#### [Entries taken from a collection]
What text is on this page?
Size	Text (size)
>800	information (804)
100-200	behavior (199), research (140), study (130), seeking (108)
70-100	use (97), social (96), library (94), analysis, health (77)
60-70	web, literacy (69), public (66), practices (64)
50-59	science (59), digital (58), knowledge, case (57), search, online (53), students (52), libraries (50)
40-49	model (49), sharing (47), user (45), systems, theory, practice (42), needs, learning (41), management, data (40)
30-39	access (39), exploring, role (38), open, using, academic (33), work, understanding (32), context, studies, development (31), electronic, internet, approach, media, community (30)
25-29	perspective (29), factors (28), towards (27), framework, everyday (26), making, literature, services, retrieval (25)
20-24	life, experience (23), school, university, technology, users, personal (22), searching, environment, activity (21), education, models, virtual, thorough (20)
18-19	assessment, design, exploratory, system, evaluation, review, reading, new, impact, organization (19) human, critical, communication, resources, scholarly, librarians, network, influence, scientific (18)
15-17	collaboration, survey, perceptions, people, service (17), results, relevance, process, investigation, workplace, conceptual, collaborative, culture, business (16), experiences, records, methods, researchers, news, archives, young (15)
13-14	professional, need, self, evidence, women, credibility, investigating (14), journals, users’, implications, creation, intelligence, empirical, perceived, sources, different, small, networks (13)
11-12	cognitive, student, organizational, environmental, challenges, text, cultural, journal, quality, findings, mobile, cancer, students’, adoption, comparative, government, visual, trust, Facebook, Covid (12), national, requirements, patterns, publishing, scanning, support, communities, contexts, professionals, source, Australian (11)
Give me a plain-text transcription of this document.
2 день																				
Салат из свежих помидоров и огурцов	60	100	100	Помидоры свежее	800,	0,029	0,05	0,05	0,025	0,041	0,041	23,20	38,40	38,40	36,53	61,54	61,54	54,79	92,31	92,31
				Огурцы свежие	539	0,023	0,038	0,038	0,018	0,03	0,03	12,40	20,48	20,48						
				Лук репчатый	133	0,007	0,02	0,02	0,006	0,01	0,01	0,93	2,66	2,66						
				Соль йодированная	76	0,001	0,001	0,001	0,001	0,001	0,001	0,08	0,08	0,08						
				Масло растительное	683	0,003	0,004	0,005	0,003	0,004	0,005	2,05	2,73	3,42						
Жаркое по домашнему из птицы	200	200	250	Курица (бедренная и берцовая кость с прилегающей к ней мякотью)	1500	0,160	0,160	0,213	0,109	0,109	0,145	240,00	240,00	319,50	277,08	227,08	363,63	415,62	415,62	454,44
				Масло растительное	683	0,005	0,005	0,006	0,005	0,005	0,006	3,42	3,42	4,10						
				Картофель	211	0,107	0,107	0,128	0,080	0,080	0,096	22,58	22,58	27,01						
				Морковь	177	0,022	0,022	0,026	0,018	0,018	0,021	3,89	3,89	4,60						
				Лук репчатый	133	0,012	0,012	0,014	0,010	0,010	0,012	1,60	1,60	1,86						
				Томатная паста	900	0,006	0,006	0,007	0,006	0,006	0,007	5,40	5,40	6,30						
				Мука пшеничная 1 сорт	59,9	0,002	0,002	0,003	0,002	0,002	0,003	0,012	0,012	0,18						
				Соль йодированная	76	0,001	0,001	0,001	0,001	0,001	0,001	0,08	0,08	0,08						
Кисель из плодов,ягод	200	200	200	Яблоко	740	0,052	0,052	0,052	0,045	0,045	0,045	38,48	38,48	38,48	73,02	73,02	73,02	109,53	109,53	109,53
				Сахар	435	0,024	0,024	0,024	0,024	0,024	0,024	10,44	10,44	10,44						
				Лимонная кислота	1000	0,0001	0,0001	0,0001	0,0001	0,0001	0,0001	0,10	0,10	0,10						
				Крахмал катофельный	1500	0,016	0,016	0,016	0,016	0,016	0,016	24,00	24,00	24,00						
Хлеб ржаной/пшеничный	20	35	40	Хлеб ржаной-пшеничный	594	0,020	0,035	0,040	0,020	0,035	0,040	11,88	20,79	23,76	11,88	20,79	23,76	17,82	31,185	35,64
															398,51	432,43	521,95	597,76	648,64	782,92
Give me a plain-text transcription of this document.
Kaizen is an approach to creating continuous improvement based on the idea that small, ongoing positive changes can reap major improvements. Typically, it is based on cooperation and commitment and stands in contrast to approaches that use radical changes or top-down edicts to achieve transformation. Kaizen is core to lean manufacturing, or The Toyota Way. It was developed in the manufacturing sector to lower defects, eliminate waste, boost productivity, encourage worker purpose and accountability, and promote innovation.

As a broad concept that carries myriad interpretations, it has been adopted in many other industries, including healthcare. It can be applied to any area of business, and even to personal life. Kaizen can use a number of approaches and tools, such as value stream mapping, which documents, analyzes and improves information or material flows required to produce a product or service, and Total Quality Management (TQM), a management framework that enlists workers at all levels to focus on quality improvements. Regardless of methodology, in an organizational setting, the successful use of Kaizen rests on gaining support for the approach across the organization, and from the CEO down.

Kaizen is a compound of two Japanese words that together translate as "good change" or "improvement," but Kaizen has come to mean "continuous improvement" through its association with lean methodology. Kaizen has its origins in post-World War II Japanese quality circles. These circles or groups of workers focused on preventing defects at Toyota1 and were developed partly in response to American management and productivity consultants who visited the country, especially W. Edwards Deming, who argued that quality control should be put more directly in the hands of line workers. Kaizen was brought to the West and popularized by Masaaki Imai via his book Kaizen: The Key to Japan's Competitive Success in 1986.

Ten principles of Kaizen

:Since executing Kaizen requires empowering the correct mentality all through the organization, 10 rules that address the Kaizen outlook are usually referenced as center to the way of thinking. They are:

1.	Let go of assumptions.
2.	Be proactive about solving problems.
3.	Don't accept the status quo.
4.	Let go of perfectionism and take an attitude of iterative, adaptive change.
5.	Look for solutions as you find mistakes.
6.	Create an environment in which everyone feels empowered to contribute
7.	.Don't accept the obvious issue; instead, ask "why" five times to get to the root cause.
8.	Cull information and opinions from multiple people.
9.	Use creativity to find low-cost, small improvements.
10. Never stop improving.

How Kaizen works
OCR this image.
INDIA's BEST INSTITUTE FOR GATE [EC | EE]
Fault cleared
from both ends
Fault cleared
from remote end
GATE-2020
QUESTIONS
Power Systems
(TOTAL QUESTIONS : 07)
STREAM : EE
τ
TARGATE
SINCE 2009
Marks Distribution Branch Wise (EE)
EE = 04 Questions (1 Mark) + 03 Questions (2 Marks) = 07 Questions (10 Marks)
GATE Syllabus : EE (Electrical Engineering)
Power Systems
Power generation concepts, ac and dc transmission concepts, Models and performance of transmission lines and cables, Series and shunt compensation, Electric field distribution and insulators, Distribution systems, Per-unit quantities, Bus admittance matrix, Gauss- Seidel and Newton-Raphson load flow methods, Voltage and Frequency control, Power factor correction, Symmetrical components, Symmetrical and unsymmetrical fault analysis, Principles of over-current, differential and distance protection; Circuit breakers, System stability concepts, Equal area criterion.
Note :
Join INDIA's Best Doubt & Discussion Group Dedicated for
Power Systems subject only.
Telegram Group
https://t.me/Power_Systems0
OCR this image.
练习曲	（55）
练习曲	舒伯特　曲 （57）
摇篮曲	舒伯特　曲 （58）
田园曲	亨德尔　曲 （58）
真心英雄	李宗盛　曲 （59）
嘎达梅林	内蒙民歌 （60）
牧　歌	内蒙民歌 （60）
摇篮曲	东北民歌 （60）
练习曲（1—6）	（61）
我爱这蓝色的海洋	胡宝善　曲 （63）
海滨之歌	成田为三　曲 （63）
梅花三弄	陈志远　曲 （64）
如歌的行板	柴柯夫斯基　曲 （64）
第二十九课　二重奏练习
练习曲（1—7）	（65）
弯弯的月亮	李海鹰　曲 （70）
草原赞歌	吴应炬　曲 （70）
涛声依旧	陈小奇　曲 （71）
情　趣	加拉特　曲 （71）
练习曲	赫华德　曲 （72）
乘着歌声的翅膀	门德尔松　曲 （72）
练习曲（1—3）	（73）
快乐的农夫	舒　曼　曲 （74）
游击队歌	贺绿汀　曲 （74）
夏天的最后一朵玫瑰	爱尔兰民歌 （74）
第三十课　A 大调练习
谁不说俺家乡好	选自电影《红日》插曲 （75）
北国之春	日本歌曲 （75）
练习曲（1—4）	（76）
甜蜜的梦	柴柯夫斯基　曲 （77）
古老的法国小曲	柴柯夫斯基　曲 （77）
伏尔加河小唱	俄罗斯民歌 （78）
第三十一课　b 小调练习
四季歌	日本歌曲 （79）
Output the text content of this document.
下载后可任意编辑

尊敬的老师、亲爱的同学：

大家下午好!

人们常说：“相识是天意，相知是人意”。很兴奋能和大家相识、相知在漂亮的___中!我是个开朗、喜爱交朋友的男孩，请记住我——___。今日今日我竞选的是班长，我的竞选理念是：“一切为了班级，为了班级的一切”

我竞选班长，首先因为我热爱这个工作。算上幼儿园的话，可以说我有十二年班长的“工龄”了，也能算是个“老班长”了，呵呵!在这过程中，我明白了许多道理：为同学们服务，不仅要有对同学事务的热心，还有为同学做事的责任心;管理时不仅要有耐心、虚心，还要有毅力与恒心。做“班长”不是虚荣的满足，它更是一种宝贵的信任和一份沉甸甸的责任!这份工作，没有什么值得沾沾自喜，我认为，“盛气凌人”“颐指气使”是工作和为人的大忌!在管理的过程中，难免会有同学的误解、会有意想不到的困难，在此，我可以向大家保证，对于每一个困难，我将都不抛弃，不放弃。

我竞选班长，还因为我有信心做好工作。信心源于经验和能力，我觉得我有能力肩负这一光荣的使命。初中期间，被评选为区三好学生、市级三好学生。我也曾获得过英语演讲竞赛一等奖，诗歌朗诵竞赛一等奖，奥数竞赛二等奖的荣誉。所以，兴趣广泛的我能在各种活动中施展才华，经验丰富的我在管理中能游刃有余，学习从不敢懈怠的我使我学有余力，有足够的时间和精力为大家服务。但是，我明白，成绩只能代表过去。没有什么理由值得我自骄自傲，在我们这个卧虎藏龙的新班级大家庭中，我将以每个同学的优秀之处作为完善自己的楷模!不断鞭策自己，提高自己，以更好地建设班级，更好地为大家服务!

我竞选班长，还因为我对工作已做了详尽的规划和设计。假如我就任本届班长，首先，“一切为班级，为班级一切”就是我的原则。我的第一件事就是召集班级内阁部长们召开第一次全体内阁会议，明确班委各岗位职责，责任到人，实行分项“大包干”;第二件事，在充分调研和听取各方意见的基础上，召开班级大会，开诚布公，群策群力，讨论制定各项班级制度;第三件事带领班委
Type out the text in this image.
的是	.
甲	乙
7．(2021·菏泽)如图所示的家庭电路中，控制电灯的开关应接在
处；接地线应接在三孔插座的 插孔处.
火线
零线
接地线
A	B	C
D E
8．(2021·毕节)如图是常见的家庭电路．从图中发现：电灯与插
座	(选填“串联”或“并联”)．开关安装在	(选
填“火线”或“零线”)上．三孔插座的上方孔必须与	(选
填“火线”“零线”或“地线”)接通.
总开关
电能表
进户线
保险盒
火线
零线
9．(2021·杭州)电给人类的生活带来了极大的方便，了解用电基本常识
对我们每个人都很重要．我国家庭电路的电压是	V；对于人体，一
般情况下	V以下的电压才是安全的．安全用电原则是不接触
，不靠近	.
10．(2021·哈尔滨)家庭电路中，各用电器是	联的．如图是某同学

#### [The request]
Copy each line above where the string "support" occurs.

#### [Task response]
11-12	cognitive, student, organizational, environmental, challenges, text, cultural, journal, quality, findings, mobile, cancer, students’, adoption, comparative, government, visual, trust, Facebook, Covid (12), national, requirements, patterns, publishing, scanning, support, communities, contexts, professionals, source, Australian (11)
As a broad concept that carries myriad interpretations, it has been adopted in many other industries, including healthcare. It can be applied to any area of business, and even to personal life. Kaizen can use a number of approaches and tools, such as value stream mapping, which documents, analyzes and improves information or material flows required to produce a product or service, and Total Quality Management (TQM), a management framework that enlists workers at all levels to focus on quality improvements. Regardless of methodology, in an organizational setting, the successful use of Kaizen rests on gaining support for the approach across the organization, and from the CEO down.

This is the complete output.